— WHAT IS ASKED —
Output the data that follows exactly, line for line.

— DATA FOR THIS TASK —

━━━━━━

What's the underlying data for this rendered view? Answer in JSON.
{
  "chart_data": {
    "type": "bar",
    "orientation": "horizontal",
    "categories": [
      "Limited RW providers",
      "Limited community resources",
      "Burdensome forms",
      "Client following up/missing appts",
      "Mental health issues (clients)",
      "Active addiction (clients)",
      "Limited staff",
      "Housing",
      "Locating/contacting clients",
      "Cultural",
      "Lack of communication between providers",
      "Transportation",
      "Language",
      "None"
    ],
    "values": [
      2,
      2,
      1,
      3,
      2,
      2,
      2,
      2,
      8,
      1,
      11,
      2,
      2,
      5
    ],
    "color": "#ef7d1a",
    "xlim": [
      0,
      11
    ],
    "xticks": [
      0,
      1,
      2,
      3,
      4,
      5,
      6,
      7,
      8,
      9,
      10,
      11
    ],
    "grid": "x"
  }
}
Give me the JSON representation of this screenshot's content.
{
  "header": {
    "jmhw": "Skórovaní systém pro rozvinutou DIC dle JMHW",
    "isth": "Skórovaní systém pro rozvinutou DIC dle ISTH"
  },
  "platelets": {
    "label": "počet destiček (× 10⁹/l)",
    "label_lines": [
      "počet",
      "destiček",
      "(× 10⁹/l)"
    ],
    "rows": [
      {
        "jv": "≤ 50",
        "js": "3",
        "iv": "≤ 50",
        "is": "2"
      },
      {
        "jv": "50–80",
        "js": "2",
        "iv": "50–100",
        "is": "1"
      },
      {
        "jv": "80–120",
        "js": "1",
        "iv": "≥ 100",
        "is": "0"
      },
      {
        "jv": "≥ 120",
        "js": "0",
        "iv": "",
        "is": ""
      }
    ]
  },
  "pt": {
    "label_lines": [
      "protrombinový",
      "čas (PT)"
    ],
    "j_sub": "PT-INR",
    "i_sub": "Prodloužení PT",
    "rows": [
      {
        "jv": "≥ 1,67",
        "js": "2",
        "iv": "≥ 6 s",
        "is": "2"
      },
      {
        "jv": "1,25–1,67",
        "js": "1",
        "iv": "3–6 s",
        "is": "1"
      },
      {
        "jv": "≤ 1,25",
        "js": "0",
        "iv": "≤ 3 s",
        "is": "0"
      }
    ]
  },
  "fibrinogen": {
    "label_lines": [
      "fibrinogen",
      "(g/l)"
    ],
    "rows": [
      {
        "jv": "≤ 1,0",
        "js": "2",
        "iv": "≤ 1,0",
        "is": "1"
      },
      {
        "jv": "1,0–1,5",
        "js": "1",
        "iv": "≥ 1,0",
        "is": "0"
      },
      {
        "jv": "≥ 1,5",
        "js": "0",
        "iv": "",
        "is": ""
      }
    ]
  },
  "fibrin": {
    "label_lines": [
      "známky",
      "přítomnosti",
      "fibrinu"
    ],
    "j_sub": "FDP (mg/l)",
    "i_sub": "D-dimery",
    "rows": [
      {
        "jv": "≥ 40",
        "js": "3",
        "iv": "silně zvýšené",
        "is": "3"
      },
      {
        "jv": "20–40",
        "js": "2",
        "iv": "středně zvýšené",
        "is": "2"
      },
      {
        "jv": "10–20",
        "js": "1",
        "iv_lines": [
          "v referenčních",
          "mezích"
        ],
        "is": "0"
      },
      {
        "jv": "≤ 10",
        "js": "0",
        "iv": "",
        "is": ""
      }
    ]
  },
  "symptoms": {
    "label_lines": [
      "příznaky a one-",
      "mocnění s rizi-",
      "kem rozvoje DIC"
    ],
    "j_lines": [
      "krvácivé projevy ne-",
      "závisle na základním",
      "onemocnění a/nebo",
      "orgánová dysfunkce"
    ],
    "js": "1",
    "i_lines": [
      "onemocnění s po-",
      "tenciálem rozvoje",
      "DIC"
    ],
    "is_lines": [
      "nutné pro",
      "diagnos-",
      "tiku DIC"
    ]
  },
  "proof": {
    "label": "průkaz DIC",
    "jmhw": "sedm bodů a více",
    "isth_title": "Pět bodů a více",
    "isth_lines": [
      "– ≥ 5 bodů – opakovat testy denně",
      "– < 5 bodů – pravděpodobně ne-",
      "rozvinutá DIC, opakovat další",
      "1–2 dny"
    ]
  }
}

━━━━━━

— CORRECT RESULT —
What's the underlying data for this rendered view? Answer in JSON.
{
  "chart_data": {
    "type": "bar",
    "orientation": "horizontal",
    "categories": [
      "Limited RW providers",
      "Limited community resources",
      "Burdensome forms",
      "Client following up/missing appts",
      "Mental health issues (clients)",
      "Active addiction (clients)",
      "Limited staff",
      "Housing",
      "Locating/contacting clients",
      "Cultural",
      "Lack of communication between providers",
      "Transportation",
      "Language",
      "None"
    ],
    "values": [
      2,
      2,
      1,
      3,
      2,
      2,
      2,
      2,
      8,
      1,
      11,
      2,
      2,
      5
    ],
    "color": "#ef7d1a",
    "xlim": [
      0,
      11
    ],
    "xticks": [
      0,
      1,
      2,
      3,
      4,
      5,
      6,
      7,
      8,
      9,
      10,
      11
    ],
    "grid": "x"
  }
}
Give me the JSON representation of this screenshot's content.
{
  "header": {
    "jmhw": "Skórovaní systém pro rozvinutou DIC dle JMHW",
    "isth": "Skórovaní systém pro rozvinutou DIC dle ISTH"
  },
  "platelets": {
    "label": "počet destiček (× 10⁹/l)",
    "label_lines": [
      "počet",
      "destiček",
      "(× 10⁹/l)"
    ],
    "rows": [
      {
        "jv": "≤ 50",
        "js": "3",
        "iv": "≤ 50",
        "is": "2"
      },
      {
        "jv": "50–80",
        "js": "2",
        "iv": "50–100",
        "is": "1"
      },
      {
        "jv": "80–120",
        "js": "1",
        "iv": "≥ 100",
        "is": "0"
      },
      {
        "jv": "≥ 120",
        "js": "0",
        "iv": "",
        "is": ""
      }
    ]
  },
  "pt": {
    "label_lines": [
      "protrombinový",
      "čas (PT)"
    ],
    "j_sub": "PT-INR",
    "i_sub": "Prodloužení PT",
    "rows": [
      {
        "jv": "≥ 1,67",
        "js": "2",
        "iv": "≥ 6 s",
        "is": "2"
      },
      {
        "jv": "1,25–1,67",
        "js": "1",
        "iv": "3–6 s",
        "is": "1"
      },
      {
        "jv": "≤ 1,25",
        "js": "0",
        "iv": "≤ 3 s",
        "is": "0"
      }
    ]
  },
  "fibrinogen": {
    "label_lines": [
      "fibrinogen",
      "(g/l)"
    ],
    "rows": [
      {
        "jv": "≤ 1,0",
        "js": "2",
        "iv": "≤ 1,0",
        "is": "1"
      },
      {
        "jv": "1,0–1,5",
        "js": "1",
        "iv": "≥ 1,0",
        "is": "0"
      },
      {
        "jv": "≥ 1,5",
        "js": "0",
        "iv": "",
        "is": ""
      }
    ]
  },
  "fibrin": {
    "label_lines": [
      "známky",
      "přítomnosti",
      "fibrinu"
    ],
    "j_sub": "FDP (mg/l)",
    "i_sub": "D-dimery",
    "rows": [
      {
        "jv": "≥ 40",
        "js": "3",
        "iv": "silně zvýšené",
        "is": "3"
      },
      {
        "jv": "20–40",
        "js": "2",
        "iv": "středně zvýšené",
        "is": "2"
      },
      {
        "jv": "10–20",
        "js": "1",
        "iv_lines": [
          "v referenčních",
          "mezích"
        ],
        "is": "0"
      },
      {
        "jv": "≤ 10",
        "js": "0",
        "iv": "",
        "is": ""
      }
    ]
  },
  "symptoms": {
    "label_lines": [
      "příznaky a one-",
      "mocnění s rizi-",
      "kem rozvoje DIC"
    ],
    "j_lines": [
      "krvácivé projevy ne-",
      "závisle na základním",
      "onemocnění a/nebo",
      "orgánová dysfunkce"
    ],
    "js": "1",
    "i_lines": [
      "onemocnění s po-",
      "tenciálem rozvoje",
      "DIC"
    ],
    "is_lines": [
      "nutné pro",
      "diagnos-",
      "tiku DIC"
    ]
  },
  "proof": {
    "label": "průkaz DIC",
    "jmhw": "sedm bodů a více",
    "isth_title": "Pět bodů a více",
    "isth_lines": [
      "– ≥ 5 bodů – opakovat testy denně",
      "– < 5 bodů – pravděpodobně ne-",
      "rozvinutá DIC, opakovat další",
      "1–2 dny"
    ]
  }
}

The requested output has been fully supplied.